→ **What to work on**:
**a.** From the storage configuration page, print the text starting with "Pdi (part of" and going on through "the diagram above.".
**b.** Using the storage configuration page, explain in one to three sentences why no action is required to partition the disk and why all remaining space is available for storage volumes.

→ **Supplied text**:
[START]
Configuring storage services generation three

Introduction

This page describes how Alexis Huxley installed and configures a replicated storage server.

The configuration described here is one developed during preparation for my Debian Wheezy rollout. The disk layout is as described there; i.e.:
login-vm-server-disk-structure

Note:

  • two systems are configured in this manner, with replication of the indicated volumes via DRBD
  • each system contains only one 4TB disk – there is no RAID – if a disk dies then reinstallation will be required, but data will not be lost
  • data is shared out of subdirectories on relatively large volumes whose names (i.e. mountpoints) are derived from the underlying format of the volume (i.e. the device being mounted)
  • server-side mountpoints more appropriate for advertising are presented to clients by using symlinks to the actual server-side mountpoints
  • bidirectional replication of media files is done with unison, called from a cronjob
  • replicated data is shared to other machines via NFS, unreplicated data is not shared
  • replicated data is shared with the machine itself and the ‘other’ machine, by using OCFS2 filesystem on top of replicated devices

Pdi (part of MDI) partitions the disk using a preseeded partman recipe; so no action is required. It also creates LVs for root and swap. So all remaining space is available for storage volumes.

The commands and size below are derived from the diagram above.

Things to consider next time

This section is for the author to review before repeating this procedure.
[END]
→ **Given entries**:
[START]
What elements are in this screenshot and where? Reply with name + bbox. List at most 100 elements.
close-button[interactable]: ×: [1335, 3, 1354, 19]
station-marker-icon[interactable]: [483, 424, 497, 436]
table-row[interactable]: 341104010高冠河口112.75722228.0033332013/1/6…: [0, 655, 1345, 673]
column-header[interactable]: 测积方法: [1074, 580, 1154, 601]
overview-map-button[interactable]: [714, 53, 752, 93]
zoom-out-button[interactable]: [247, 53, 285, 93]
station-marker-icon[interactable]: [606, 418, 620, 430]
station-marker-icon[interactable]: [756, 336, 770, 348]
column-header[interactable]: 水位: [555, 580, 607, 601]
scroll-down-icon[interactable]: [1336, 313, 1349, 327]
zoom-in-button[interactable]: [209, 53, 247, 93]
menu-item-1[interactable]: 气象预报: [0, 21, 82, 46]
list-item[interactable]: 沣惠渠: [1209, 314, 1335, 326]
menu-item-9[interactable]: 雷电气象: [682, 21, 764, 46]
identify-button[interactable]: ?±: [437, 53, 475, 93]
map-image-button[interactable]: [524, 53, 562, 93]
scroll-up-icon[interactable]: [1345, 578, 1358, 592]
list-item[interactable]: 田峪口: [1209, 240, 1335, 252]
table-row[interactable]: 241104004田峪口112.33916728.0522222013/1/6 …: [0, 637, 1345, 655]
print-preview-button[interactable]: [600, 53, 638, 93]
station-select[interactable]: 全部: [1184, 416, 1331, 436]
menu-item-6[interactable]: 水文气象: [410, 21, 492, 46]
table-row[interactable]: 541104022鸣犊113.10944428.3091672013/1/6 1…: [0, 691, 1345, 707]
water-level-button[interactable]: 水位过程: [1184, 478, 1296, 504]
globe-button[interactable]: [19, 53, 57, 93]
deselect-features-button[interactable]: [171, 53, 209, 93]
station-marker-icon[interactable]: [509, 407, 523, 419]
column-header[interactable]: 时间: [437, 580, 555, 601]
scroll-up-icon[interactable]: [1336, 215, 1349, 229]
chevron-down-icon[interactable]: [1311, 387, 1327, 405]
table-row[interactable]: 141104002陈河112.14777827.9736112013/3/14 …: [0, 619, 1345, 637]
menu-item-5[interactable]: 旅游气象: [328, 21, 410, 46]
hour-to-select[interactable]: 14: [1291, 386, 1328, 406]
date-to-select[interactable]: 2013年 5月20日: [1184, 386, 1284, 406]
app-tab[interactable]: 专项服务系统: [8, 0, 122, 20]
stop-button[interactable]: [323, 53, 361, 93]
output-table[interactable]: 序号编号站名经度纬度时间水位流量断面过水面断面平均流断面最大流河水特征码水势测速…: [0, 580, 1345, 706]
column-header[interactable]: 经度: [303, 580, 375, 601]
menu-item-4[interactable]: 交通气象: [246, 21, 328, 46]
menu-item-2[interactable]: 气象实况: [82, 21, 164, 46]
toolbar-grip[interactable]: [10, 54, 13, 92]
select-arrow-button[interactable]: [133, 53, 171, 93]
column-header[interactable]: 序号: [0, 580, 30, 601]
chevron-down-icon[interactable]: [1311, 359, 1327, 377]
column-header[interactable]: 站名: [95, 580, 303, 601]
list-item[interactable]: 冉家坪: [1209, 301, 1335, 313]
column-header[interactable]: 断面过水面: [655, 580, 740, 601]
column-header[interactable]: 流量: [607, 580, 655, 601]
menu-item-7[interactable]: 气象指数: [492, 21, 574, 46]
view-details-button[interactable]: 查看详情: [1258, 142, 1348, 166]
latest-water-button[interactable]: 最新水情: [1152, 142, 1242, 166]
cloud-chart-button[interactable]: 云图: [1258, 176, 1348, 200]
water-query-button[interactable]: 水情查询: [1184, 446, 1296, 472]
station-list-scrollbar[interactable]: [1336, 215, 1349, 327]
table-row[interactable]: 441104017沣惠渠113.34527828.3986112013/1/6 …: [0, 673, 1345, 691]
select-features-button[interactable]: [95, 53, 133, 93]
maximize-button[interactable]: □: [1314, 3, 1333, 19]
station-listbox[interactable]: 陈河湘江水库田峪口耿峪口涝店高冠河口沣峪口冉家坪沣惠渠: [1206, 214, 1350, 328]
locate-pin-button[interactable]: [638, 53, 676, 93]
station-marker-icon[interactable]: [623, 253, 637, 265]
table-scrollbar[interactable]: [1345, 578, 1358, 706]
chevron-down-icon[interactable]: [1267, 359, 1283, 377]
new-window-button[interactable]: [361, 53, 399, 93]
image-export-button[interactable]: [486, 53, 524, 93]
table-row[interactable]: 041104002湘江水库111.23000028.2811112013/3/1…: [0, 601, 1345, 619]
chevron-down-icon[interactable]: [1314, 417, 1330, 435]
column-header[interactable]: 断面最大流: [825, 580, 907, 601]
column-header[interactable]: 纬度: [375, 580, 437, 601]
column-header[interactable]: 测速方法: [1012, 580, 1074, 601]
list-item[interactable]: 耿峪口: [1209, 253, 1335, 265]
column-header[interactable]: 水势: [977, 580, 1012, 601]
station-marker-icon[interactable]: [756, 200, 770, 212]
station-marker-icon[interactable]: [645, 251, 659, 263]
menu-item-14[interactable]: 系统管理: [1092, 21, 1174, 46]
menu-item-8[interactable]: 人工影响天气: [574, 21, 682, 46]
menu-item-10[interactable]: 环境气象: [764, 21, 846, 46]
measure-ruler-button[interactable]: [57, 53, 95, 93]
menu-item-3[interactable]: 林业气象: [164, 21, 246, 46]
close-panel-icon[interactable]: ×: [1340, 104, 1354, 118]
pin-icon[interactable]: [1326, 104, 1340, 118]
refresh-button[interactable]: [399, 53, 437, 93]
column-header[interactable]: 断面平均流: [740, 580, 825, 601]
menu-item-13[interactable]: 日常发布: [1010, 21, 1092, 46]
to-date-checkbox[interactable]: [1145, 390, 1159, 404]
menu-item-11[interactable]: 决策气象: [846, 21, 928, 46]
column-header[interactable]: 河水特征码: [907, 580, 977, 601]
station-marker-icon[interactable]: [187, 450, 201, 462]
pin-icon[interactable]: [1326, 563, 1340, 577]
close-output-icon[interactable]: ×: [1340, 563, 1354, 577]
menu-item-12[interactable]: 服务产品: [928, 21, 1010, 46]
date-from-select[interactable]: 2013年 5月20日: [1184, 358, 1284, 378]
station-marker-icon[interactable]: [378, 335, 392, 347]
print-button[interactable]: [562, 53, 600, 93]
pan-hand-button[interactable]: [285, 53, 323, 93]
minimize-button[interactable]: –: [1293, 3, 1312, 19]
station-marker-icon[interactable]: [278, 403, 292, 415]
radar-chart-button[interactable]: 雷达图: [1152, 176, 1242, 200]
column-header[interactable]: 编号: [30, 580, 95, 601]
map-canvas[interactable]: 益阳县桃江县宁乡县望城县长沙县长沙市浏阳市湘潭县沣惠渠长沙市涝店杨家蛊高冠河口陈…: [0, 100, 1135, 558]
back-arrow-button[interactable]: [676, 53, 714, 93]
[END]
→ **Solutions**:
**a.**
Pdi (part of MDI) partitions the disk using a preseeded partman recipe; so no action is required. It also creates LVs for root and swap. So all remaining space is available for storage volumes.

The commands and size below are derived from the diagram above.

**b.** No action is required because Pdi, part of MDI, partitions the disk using a preseeded partman recipe. Pdi also creates the LVs for root and swap, so all remaining space is left for storage volumes.